"No one is harder on a talented person than the person themselves" - Linda Wilkinson ; "Trust your guts and don't follow the herd" ; "Validate direction not destination" ;

December 01, 2018

Day #157 - Video Analysis using Deep Learning - Research papers - Action Recognition

Paper 1 - Action Classification and Highlighting in Videos

Limitation of RNN is the inability to backpropagate error through long-range temporal interval (a problem known as vanishing gradient effect)

Key Summary notes from paper
  • End-to-end encoder-decoder LSTM framework with the built-in attention mechanism, LSTM decoder is equipped with an attention/alignment model
  • Encodes a video into a temporal sequence of visual representations and chooses an adaptively wighted subset of that sequence for prediction
  • Classify actions and highlight frames associated with the action
Implementation Learnings
  • CNN Encoder - Set of frames passed to extract features, VGGNet used in this case
  • Action Model - Feedforward network plus LSTM Decoder
Real World Implementation Article - Video Analysis to Detect Suspicious Activity Based on Deep Learning

Key Summary
  • Use Transfer Learning to extract features
  • Pass the data to new RNN
  • Perform Classification on it
Key Lessons
  • Extract frames from video
  • Use Inception network to generate features
  • Set of 15 frames used to compute action and aggregate value
  • Pass the 15 frames value to RNN (LSTM)

##########

● **Given task 1**
Reproduce the notes on video action recognition in full, unchanged.

● **Image element box records**

##########

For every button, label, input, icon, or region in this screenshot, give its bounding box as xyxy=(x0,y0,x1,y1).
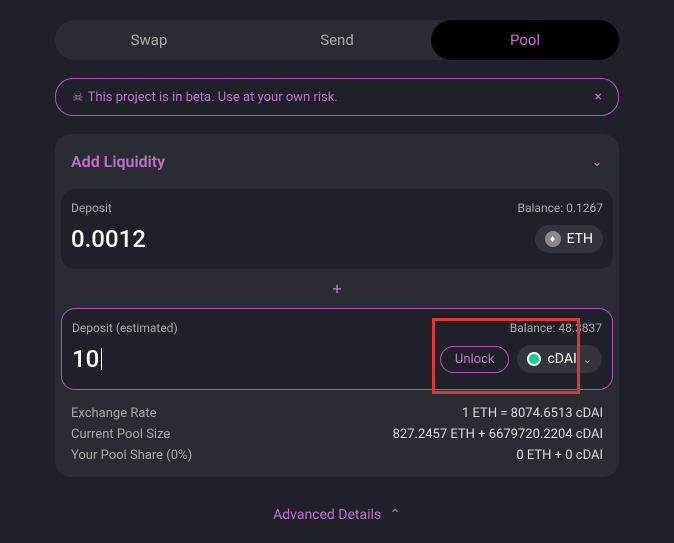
balance-1: Balance: 0.1267 xyxy=(518,201,604,215)
exchange-rate-value: 1 ETH = 8074.6513 cDAI xyxy=(462,406,603,421)
close-icon[interactable]: × xyxy=(595,89,602,105)
token-name-eth: ETH xyxy=(567,231,593,247)
pool-share-value: 0 ETH + 0 cDAI xyxy=(516,448,603,463)
pool-size-value: 827.2457 ETH + 6679720.2204 cDAI xyxy=(393,427,603,442)
token-selector-eth[interactable]: ♦ ETH xyxy=(535,225,603,253)
deposit-panel-2: Deposit (estimated) Balance: 48.3837 10 … xyxy=(61,308,613,390)
token-name-cdai: cDAI xyxy=(547,351,576,367)
beta-banner: ☠ This project is in beta. Use at your o… xyxy=(55,78,619,116)
amount-input-1[interactable]: 0.0012 xyxy=(71,225,146,253)
eth-icon: ♦ xyxy=(545,231,561,247)
tab-swap[interactable]: Swap xyxy=(55,20,243,60)
cdai-icon xyxy=(527,352,541,366)
pool-stats: Exchange Rate 1 ETH = 8074.6513 cDAI Curr… xyxy=(55,390,619,477)
balance-2: Balance: 48.3837 xyxy=(510,321,602,335)
unlock-button[interactable]: Unlock xyxy=(440,346,510,373)
exchange-rate-label: Exchange Rate xyxy=(71,406,157,421)
chevron-up-icon: ⌃ xyxy=(389,507,401,523)
banner-text: This project is in beta. Use at your own… xyxy=(88,90,338,105)
deposit-label: Deposit xyxy=(71,201,112,215)
token-selector-cdai[interactable]: cDAI ⌄ xyxy=(517,345,602,373)
liquidity-card: Add Liquidity ⌄ Deposit Balance: 0.1267 … xyxy=(55,134,619,477)
pool-size-label: Current Pool Size xyxy=(71,427,170,442)
deposit-panel-1: Deposit Balance: 0.1267 0.0012 ♦ ETH xyxy=(61,189,613,269)
chevron-down-icon: ⌄ xyxy=(583,353,592,366)
tab-send[interactable]: Send xyxy=(243,20,431,60)
tab-pool[interactable]: Pool xyxy=(431,20,619,60)
amount-input-2[interactable]: 10 xyxy=(72,345,102,373)
card-title: Add Liquidity xyxy=(71,152,165,171)
skull-icon: ☠ xyxy=(72,90,84,105)
plus-icon: + xyxy=(55,269,619,308)
pool-share-label: Your Pool Share (0%) xyxy=(71,448,192,463)
deposit-estimated-label: Deposit (estimated) xyxy=(72,321,178,335)
chevron-down-icon[interactable]: ⌄ xyxy=(591,154,603,170)
main-tabs: Swap Send Pool xyxy=(55,20,619,60)
advanced-details-toggle[interactable]: Advanced Details ⌃ xyxy=(55,477,619,523)
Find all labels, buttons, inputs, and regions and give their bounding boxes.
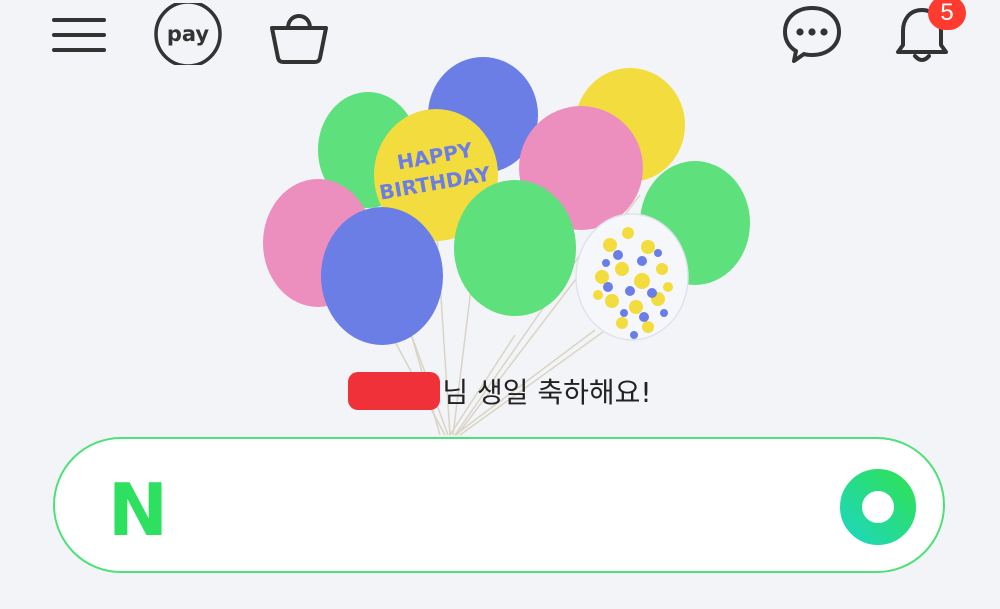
pay-icon: pay bbox=[154, 3, 222, 65]
search-icon bbox=[840, 469, 916, 545]
pay-button[interactable]: pay bbox=[152, 3, 224, 65]
chat-icon bbox=[783, 6, 841, 63]
menu-icon bbox=[52, 18, 106, 52]
search-bar[interactable]: N bbox=[53, 437, 945, 573]
search-input[interactable] bbox=[195, 475, 819, 537]
naver-logo-letter: N bbox=[108, 479, 168, 537]
naver-logo[interactable]: N bbox=[105, 479, 171, 537]
greeting-text: 님 생일 축하해요! bbox=[442, 376, 652, 409]
birthday-greeting: 님 생일 축하해요! bbox=[0, 366, 1000, 416]
search-button[interactable] bbox=[838, 467, 918, 547]
notification-badge: 5 bbox=[928, 0, 966, 30]
chat-button[interactable] bbox=[780, 2, 844, 66]
confetti-balloon bbox=[575, 213, 689, 341]
redacted-user-name bbox=[348, 372, 441, 410]
pay-label: pay bbox=[167, 22, 210, 46]
menu-button[interactable] bbox=[50, 10, 108, 60]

##########

● **Given task 2**
From the records, arrange as a JSON list of strings the lines beginning at the one containing "balance-1: Balance: 0.1267" and ending after the one containing "token-selector-eth[interactable]: ♦ ETH", one string per line, with blank lines omitted.

● **Exercise answer 1**
"No one is harder on a talented person than the person themselves" - Linda Wilkinson ; "Trust your guts and don't follow the herd" ; "Validate direction not destination" ;

December 01, 2018

Day #157 - Video Analysis using Deep Learning - Research papers - Action Recognition

Paper 1 - Action Classification and Highlighting in Videos

Limitation of RNN is the inability to backpropagate error through long-range temporal interval (a problem known as vanishing gradient effect)

Key Summary notes from paper
  • End-to-end encoder-decoder LSTM framework with the built-in attention mechanism, LSTM decoder is equipped with an attention/alignment model
  • Encodes a video into a temporal sequence of visual representations and chooses an adaptively wighted subset of that sequence for prediction
  • Classify actions and highlight frames associated with the action
Implementation Learnings
  • CNN Encoder - Set of frames passed to extract features, VGGNet used in this case
  • Action Model - Feedforward network plus LSTM Decoder
Real World Implementation Article - Video Analysis to Detect Suspicious Activity Based on Deep Learning

Key Summary
  • Use Transfer Learning to extract features
  • Pass the data to new RNN
  • Perform Classification on it
Key Lessons
  • Extract frames from video
  • Use Inception network to generate features
  • Set of 15 frames used to compute action and aggregate value
  • Pass the 15 frames value to RNN (LSTM)

● **Exercise answer 2**
[
  "balance-1: Balance: 0.1267 xyxy=(518,201,604,215)",
  "exchange-rate-value: 1 ETH = 8074.6513 cDAI xyxy=(462,406,603,421)",
  "close-icon[interactable]: × xyxy=(595,89,602,105)",
  "token-name-eth: ETH xyxy=(567,231,593,247)",
  "pool-share-value: 0 ETH + 0 cDAI xyxy=(516,448,603,463)",
  "pool-size-value: 827.2457 ETH + 6679720.2204 cDAI xyxy=(393,427,603,442)",
  "token-selector-eth[interactable]: ♦ ETH xyxy=(535,225,603,253)"
]